Records from a data source:
++++++++
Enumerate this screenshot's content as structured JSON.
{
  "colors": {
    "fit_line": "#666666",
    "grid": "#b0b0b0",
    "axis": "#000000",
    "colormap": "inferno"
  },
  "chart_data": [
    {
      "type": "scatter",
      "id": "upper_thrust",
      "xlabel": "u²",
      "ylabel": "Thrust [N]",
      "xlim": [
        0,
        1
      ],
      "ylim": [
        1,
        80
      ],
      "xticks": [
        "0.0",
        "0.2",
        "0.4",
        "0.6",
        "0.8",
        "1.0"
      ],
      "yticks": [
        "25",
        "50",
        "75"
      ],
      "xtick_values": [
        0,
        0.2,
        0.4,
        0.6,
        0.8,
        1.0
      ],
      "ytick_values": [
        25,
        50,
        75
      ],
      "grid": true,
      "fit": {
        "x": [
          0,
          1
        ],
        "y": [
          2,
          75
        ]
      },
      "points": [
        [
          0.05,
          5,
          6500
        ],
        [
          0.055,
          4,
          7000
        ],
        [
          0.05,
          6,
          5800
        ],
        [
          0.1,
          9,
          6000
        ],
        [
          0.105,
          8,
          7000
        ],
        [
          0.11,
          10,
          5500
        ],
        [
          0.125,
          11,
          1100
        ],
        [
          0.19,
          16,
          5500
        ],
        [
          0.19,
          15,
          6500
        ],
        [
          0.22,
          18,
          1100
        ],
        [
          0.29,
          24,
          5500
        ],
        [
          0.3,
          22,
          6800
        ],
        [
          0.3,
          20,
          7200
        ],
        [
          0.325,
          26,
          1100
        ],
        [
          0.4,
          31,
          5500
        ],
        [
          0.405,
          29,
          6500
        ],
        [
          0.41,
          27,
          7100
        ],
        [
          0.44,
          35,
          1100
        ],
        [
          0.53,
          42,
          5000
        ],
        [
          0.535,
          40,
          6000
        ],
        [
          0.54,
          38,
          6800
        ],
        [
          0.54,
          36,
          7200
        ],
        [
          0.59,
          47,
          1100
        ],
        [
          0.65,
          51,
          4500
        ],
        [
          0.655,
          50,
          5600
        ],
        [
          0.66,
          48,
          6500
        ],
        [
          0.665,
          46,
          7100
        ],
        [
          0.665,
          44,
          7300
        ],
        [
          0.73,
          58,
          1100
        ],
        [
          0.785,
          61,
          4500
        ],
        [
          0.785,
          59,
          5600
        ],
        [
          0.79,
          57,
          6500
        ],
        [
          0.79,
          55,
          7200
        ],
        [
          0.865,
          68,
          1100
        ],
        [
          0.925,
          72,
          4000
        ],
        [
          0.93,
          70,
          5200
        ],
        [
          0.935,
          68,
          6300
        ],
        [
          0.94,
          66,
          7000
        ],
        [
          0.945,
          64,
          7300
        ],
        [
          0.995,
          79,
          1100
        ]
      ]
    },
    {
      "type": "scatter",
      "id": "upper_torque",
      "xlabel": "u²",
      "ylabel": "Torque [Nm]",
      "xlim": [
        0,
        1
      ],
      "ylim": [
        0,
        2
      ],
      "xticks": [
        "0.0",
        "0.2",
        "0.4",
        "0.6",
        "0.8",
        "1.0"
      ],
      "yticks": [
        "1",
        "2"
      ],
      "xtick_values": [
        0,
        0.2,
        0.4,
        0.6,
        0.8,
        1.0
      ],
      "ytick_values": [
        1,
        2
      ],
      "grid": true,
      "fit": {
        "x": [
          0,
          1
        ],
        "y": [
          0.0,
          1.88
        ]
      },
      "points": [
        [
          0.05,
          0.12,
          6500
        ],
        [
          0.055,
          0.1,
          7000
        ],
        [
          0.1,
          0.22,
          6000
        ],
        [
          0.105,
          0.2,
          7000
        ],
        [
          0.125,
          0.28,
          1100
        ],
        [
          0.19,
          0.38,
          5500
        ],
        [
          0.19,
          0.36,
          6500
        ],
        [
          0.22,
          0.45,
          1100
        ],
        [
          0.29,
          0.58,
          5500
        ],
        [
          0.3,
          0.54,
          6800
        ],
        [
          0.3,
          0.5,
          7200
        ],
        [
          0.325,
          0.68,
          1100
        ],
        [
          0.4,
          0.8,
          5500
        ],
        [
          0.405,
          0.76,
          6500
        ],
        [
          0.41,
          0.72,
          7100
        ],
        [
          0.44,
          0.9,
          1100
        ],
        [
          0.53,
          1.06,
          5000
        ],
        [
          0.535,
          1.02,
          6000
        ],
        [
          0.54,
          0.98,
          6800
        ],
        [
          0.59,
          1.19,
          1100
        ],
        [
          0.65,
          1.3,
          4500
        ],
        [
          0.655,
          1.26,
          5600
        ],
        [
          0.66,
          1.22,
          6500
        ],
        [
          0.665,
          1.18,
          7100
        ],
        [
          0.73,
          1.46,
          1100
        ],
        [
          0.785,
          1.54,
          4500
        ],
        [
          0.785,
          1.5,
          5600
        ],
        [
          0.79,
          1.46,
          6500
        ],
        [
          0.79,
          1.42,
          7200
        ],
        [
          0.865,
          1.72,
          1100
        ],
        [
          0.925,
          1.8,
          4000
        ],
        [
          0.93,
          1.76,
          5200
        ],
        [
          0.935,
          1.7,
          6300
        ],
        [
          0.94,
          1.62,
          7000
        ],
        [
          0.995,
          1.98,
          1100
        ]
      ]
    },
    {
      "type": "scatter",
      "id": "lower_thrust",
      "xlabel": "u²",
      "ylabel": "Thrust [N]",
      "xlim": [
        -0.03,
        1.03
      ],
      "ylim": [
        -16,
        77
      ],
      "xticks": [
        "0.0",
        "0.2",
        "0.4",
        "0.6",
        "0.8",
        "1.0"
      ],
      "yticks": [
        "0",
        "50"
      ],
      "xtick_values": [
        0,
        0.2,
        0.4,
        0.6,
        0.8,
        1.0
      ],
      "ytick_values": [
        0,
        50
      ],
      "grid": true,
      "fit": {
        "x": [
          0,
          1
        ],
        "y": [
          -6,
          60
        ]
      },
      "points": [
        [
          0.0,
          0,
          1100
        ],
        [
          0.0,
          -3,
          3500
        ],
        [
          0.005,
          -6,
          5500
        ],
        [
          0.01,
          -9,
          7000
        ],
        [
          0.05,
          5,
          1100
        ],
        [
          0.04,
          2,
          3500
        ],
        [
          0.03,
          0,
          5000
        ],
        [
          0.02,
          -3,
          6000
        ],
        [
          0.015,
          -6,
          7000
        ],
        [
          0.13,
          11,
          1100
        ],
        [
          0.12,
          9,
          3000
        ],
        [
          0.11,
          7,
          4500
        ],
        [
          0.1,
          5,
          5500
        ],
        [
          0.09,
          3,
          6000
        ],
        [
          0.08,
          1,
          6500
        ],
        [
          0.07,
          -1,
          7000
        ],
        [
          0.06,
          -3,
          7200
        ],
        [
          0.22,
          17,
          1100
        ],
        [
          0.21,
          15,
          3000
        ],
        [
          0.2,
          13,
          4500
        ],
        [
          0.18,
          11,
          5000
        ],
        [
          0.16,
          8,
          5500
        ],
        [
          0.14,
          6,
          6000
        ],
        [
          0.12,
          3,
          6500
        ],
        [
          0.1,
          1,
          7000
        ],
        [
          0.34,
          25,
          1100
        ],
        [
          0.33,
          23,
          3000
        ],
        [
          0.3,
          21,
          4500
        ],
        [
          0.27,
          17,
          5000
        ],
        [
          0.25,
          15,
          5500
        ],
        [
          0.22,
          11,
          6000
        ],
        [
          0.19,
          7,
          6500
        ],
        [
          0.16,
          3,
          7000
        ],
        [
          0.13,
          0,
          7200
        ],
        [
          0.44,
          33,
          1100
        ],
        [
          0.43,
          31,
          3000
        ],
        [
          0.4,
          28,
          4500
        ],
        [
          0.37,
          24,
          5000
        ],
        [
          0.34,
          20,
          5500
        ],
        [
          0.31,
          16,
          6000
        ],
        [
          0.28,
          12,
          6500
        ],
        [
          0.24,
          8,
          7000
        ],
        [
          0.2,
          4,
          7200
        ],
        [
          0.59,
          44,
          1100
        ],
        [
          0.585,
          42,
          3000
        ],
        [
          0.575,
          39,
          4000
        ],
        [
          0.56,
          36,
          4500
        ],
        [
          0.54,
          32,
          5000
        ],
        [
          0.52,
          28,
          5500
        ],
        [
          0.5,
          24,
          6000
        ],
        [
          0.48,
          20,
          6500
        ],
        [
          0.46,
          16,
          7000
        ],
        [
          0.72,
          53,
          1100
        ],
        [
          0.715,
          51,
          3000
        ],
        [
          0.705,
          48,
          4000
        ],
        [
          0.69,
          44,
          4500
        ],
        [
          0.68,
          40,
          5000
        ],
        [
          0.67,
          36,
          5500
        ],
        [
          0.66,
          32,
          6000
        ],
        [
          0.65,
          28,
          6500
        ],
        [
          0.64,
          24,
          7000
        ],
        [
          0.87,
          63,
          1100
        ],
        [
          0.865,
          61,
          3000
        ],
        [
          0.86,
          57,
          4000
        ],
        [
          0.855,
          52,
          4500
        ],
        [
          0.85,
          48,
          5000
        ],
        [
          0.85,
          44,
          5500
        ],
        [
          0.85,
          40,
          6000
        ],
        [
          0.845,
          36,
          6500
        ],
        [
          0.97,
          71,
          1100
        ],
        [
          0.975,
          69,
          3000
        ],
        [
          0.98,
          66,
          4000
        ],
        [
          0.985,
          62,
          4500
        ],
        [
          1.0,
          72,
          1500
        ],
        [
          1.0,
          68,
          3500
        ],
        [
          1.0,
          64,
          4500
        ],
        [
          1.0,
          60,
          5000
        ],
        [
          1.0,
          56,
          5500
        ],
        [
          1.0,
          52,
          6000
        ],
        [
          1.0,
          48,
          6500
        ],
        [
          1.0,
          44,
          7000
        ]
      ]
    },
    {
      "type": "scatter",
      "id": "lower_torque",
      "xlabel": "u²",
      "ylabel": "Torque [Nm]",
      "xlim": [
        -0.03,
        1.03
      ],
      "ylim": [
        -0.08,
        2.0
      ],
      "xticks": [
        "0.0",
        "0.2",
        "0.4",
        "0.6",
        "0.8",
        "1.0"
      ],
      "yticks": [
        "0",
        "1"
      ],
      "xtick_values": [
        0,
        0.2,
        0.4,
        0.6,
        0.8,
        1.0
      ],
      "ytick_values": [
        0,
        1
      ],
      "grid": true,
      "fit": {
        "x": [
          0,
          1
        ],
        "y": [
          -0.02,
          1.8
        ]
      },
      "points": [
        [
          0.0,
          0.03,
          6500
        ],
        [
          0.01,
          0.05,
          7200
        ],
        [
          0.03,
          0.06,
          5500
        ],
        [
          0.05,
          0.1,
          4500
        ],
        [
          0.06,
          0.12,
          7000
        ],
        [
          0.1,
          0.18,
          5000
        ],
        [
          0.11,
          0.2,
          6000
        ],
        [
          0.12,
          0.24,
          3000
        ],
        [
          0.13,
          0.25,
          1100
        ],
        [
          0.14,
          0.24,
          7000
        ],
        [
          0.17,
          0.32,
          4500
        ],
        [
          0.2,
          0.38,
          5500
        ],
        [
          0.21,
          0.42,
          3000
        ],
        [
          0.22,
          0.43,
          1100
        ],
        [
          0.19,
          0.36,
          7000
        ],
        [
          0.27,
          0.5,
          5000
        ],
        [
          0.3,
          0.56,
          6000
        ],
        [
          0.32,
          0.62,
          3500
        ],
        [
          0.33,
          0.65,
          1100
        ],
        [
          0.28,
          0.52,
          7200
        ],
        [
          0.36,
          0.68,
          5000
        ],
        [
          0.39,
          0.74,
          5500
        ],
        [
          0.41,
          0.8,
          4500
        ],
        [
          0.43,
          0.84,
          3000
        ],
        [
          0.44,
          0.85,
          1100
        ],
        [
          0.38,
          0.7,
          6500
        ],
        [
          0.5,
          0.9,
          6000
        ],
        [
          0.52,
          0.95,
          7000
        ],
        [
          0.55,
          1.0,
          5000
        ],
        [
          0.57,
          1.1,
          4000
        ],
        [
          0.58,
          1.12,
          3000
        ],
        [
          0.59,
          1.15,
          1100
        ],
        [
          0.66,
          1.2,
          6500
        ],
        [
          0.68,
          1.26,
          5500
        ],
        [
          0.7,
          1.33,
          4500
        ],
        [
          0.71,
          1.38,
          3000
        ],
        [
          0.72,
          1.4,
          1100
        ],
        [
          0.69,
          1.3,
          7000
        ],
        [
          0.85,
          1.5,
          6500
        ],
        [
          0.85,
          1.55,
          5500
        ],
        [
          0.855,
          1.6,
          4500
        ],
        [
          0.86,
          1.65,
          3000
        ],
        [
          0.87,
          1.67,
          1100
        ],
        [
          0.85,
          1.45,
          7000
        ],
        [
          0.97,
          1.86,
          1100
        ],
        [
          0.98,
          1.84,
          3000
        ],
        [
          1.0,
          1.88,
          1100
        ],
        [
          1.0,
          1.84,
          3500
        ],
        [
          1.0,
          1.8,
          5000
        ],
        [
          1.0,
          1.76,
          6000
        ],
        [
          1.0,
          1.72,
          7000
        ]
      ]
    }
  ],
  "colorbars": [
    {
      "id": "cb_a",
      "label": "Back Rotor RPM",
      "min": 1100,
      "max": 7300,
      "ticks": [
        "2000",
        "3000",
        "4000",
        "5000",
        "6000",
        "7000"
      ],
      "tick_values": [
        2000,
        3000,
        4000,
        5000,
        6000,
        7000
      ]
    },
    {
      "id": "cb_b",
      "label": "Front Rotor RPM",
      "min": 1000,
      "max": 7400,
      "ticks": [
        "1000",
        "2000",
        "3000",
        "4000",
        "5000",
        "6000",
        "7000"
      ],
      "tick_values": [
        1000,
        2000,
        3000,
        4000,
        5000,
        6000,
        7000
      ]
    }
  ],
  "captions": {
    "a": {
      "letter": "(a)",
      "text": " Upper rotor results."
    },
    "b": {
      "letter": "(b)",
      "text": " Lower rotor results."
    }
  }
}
++++++++
WHAT YOU HAVE TO DO: Show all lines from the data above in which the word "results" appears.

FINAL RESULT:
      "text": " Upper rotor results."
      "text": " Lower rotor results."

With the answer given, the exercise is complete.